─── Data records

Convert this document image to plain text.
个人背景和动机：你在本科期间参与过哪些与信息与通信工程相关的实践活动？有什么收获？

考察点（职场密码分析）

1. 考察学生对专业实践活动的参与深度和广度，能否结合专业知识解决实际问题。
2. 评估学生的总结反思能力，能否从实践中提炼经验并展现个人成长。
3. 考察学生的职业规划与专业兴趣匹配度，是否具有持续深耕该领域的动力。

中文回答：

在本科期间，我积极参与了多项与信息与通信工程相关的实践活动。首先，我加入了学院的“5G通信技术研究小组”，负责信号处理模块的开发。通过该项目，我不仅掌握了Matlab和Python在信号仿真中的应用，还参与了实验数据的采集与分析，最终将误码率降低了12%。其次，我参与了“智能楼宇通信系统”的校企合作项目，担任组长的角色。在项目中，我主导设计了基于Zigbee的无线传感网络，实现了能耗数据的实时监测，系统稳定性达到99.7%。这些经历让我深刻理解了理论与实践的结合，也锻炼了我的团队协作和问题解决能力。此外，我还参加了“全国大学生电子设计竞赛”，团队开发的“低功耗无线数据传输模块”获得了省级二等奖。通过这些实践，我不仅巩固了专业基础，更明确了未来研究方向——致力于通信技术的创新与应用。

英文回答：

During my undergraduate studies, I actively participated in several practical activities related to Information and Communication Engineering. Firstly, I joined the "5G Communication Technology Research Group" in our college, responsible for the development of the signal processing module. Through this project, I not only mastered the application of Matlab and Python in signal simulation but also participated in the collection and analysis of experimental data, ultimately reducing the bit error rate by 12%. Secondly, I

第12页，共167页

──────

Instruction> Give the number of lines that hold the word "this" in these records, with nothing added.

Task answer> 2